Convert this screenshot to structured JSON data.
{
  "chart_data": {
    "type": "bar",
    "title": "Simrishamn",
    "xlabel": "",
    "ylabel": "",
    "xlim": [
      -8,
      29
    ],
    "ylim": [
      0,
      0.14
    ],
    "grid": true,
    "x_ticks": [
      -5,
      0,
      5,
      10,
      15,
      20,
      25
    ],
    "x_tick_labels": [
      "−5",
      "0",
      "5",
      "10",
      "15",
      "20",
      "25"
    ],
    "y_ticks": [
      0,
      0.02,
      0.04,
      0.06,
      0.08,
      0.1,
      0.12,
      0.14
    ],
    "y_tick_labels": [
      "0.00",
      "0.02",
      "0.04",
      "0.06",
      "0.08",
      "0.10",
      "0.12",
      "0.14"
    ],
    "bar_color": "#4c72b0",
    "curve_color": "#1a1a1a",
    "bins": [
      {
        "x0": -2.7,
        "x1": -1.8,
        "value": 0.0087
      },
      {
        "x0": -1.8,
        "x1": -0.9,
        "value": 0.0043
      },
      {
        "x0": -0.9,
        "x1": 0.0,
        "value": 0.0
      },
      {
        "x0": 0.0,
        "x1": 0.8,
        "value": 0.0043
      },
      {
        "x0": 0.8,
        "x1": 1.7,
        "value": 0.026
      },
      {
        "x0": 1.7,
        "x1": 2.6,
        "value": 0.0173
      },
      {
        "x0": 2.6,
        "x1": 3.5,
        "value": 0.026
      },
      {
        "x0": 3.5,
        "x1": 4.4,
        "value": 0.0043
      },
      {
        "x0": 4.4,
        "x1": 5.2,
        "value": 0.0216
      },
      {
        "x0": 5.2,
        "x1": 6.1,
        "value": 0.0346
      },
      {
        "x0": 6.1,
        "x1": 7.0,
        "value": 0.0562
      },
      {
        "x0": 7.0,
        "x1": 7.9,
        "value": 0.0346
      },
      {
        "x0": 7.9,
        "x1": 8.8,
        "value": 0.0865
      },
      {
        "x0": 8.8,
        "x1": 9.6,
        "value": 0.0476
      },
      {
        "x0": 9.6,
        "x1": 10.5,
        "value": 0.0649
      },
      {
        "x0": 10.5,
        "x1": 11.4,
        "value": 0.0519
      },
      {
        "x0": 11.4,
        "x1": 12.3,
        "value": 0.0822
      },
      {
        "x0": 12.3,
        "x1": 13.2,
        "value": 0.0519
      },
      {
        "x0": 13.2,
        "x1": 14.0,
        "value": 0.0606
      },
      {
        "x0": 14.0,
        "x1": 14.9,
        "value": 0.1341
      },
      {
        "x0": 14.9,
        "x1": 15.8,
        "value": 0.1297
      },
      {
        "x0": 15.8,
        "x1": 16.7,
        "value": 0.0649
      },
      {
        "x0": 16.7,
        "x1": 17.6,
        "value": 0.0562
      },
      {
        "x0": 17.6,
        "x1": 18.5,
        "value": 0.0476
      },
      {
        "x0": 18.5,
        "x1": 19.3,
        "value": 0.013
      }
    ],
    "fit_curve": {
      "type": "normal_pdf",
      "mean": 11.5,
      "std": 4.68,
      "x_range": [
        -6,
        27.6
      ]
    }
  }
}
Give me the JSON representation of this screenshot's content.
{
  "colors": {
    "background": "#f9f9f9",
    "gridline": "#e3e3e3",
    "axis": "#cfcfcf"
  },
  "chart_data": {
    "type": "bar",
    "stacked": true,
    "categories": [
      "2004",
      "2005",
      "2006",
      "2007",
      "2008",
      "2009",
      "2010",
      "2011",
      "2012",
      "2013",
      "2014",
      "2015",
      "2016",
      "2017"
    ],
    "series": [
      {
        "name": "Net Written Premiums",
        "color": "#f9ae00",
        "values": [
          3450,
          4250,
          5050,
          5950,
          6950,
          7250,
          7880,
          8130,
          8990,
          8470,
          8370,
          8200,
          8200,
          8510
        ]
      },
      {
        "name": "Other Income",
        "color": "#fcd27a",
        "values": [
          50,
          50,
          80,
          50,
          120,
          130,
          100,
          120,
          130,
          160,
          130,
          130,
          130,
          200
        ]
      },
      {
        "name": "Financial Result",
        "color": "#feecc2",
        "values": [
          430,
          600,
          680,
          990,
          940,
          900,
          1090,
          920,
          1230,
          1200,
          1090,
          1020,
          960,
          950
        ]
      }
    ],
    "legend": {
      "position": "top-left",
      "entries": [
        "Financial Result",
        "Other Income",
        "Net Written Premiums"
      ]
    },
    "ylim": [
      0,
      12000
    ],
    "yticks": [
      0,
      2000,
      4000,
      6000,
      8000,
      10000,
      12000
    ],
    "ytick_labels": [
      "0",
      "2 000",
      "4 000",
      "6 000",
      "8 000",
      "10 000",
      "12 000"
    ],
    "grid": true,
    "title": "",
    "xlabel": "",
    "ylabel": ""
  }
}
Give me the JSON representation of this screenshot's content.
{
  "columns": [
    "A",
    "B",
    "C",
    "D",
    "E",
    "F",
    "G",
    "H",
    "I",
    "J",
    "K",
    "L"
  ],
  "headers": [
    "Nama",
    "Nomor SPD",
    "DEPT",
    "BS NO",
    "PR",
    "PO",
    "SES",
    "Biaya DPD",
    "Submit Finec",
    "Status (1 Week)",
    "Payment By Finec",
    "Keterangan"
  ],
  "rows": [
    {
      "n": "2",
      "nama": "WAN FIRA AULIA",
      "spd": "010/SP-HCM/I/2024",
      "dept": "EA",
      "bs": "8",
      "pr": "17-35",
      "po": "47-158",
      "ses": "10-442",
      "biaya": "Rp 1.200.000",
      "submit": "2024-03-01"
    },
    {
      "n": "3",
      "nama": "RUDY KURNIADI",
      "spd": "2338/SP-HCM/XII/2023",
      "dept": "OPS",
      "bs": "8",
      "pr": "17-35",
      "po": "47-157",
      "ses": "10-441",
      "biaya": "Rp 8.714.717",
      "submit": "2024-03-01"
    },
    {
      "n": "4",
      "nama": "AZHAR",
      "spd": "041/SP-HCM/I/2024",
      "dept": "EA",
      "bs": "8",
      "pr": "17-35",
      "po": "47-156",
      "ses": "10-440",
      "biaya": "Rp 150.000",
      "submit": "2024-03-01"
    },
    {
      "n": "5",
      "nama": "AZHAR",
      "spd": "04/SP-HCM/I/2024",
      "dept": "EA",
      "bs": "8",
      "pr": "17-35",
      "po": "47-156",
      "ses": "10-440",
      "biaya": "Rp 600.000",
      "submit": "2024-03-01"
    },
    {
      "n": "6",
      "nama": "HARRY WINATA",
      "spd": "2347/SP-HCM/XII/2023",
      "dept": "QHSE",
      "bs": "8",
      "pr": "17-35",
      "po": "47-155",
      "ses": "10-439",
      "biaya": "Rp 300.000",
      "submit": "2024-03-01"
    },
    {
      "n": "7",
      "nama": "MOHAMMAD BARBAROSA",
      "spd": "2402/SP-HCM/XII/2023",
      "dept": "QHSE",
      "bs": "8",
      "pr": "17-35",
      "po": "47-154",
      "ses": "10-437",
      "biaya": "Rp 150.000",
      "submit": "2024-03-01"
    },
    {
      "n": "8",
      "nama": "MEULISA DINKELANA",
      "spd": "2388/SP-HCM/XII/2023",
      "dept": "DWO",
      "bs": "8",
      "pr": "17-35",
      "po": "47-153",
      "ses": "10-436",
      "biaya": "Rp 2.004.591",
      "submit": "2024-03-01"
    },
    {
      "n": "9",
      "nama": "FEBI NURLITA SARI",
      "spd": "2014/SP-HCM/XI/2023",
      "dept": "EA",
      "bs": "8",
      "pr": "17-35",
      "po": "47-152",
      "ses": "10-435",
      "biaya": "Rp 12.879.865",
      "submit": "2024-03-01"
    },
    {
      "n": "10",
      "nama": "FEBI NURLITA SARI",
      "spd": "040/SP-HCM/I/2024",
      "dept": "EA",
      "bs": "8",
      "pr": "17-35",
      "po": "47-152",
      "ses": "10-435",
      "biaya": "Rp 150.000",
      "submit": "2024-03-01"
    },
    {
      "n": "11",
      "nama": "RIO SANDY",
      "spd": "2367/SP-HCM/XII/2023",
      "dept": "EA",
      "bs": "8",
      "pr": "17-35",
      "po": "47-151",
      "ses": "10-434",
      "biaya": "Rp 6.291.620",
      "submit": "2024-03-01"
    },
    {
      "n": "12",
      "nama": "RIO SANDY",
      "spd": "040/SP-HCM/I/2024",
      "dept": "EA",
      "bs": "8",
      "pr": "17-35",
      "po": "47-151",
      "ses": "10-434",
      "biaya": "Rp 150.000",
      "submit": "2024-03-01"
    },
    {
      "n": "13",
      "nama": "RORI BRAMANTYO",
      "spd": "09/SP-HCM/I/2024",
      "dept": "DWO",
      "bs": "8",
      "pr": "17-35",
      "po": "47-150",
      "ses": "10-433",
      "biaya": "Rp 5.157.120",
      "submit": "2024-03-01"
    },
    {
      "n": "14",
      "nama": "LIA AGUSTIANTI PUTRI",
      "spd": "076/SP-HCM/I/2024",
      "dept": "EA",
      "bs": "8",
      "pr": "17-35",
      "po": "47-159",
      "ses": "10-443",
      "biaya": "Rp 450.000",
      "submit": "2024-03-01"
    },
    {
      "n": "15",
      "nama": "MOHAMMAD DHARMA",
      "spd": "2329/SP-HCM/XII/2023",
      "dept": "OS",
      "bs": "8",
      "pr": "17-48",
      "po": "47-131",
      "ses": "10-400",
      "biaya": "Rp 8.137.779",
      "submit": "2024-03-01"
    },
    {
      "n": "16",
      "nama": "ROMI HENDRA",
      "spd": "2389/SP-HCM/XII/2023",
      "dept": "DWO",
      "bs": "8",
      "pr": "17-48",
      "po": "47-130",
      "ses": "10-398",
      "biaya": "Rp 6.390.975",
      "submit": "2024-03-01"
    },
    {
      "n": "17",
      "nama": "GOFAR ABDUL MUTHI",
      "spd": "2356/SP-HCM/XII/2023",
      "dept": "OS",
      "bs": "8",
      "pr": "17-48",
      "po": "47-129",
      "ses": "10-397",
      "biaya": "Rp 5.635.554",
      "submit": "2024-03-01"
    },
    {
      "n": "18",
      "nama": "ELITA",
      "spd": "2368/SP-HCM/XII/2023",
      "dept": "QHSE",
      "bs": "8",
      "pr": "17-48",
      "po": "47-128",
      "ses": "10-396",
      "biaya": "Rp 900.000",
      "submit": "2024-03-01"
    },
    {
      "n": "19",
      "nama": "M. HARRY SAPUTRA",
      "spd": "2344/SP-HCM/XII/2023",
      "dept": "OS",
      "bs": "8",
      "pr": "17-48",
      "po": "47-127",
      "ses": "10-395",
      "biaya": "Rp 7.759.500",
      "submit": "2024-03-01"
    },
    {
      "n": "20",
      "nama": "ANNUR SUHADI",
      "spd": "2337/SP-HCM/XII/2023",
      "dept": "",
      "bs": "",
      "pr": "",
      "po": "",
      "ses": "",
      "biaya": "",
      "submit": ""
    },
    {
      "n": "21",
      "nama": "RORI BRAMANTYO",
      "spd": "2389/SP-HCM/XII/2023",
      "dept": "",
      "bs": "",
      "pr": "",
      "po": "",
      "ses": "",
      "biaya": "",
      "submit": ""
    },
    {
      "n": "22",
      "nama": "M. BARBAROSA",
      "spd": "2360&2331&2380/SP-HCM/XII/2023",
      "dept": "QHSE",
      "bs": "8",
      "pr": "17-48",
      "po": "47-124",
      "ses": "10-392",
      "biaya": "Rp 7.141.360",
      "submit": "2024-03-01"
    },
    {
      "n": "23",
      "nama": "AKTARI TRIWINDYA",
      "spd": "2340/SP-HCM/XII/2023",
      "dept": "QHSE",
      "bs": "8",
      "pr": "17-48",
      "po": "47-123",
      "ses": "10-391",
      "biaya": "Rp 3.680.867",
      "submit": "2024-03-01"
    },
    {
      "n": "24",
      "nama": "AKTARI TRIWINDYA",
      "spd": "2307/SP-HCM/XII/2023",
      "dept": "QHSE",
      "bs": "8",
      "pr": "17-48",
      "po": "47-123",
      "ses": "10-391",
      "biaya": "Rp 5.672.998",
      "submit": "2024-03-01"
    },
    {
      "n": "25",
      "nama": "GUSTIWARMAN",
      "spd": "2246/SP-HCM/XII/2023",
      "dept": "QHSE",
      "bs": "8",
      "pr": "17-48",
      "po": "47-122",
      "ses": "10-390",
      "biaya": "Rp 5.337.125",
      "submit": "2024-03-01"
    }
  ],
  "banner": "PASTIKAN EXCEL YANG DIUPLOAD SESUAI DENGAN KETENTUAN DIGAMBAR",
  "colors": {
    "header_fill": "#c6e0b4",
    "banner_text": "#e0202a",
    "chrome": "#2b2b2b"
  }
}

-*-*-

Copy every line from the entries that contains the word "Result".

        "name": "Financial Result",
        "Financial Result",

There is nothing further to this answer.